* Begin Given records *

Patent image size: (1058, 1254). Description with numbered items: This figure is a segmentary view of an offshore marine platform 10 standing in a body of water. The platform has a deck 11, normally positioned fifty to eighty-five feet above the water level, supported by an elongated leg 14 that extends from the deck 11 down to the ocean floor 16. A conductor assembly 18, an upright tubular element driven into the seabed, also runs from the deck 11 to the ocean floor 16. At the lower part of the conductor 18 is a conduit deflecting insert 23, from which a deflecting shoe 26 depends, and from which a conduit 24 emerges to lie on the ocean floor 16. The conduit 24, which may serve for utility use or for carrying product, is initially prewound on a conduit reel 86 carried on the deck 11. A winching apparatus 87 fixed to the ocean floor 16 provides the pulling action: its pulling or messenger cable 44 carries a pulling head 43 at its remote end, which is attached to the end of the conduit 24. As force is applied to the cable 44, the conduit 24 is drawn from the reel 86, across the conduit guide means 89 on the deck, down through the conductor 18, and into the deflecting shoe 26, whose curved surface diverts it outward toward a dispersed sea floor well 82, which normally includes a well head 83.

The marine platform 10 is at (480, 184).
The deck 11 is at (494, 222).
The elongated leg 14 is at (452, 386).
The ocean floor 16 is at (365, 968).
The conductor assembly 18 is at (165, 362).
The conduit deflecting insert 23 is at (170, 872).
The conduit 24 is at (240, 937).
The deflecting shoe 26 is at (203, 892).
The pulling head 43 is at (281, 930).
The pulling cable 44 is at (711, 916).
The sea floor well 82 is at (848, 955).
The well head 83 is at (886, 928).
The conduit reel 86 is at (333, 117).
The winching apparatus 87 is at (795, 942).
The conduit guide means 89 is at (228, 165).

* End Given records *
* Begin Given records *

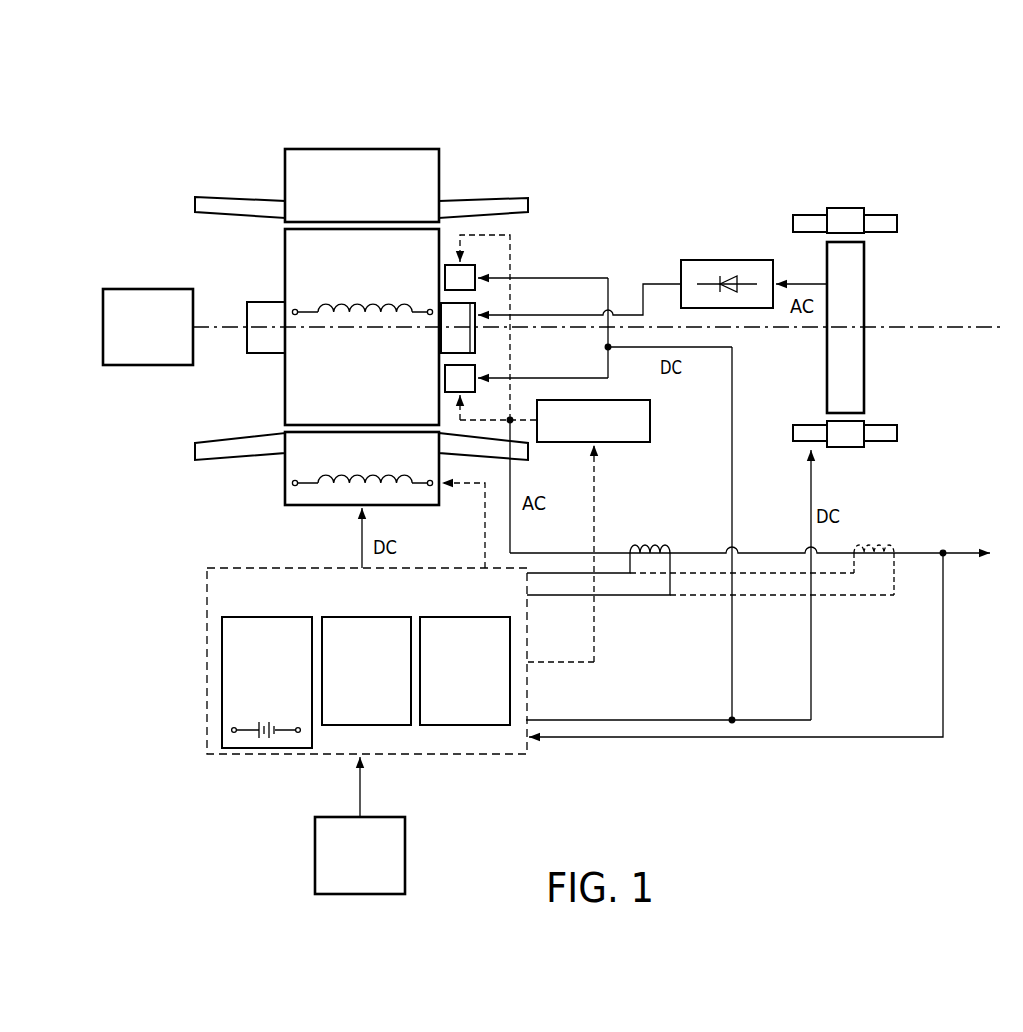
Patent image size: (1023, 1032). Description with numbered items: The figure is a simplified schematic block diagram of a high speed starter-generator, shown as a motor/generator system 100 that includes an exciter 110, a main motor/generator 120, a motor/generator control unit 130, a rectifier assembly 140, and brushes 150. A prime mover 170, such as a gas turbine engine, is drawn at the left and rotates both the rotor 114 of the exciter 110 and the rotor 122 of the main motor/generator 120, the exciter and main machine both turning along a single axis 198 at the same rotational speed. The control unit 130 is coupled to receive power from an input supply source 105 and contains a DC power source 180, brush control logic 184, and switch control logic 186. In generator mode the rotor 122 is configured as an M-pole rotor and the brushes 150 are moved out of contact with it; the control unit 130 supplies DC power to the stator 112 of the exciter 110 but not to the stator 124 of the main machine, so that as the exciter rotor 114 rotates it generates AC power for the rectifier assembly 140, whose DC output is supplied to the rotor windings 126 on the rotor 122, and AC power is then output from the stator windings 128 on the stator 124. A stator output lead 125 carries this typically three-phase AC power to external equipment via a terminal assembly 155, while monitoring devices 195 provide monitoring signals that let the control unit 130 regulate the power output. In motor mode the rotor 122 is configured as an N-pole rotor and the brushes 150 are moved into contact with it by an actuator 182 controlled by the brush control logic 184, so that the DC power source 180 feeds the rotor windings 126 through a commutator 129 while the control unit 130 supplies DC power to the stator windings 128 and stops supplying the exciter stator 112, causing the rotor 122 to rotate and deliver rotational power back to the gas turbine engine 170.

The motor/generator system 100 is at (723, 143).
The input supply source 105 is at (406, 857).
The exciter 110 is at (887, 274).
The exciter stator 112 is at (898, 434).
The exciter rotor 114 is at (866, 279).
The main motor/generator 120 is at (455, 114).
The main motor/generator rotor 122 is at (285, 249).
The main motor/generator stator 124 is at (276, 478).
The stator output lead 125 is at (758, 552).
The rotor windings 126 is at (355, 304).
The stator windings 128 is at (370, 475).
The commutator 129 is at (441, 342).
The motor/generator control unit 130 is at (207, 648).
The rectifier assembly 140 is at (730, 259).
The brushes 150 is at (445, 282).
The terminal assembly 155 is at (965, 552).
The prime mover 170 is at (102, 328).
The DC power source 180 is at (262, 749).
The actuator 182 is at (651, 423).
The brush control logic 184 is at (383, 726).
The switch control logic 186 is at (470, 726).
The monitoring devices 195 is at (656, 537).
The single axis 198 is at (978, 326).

* End Given records *

• **Task prompt**:
Rewrite the lines starting at "Patent image size: (1058, 1254)." and ending at "The elongated leg 14 is at (452, 386).", changing "segmentary" to "partial" and leaving everything else as it stands.

• **Full answer**:
Patent image size: (1058, 1254). Description with numbered items: This figure is a partial view of an offshore marine platform 10 standing in a body of water. The platform has a deck 11, normally positioned fifty to eighty-five feet above the water level, supported by an elongated leg 14 that extends from the deck 11 down to the ocean floor 16. A conductor assembly 18, an upright tubular element driven into the seabed, also runs from the deck 11 to the ocean floor 16. At the lower part of the conductor 18 is a conduit deflecting insert 23, from which a deflecting shoe 26 depends, and from which a conduit 24 emerges to lie on the ocean floor 16. The conduit 24, which may serve for utility use or for carrying product, is initially prewound on a conduit reel 86 carried on the deck 11. A winching apparatus 87 fixed to the ocean floor 16 provides the pulling action: its pulling or messenger cable 44 carries a pulling head 43 at its remote end, which is attached to the end of the conduit 24. As force is applied to the cable 44, the conduit 24 is drawn from the reel 86, across the conduit guide means 89 on the deck, down through the conductor 18, and into the deflecting shoe 26, whose curved surface diverts it outward toward a dispersed sea floor well 82, which normally includes a well head 83.

The marine platform 10 is at (480, 184).
The deck 11 is at (494, 222).
The elongated leg 14 is at (452, 386).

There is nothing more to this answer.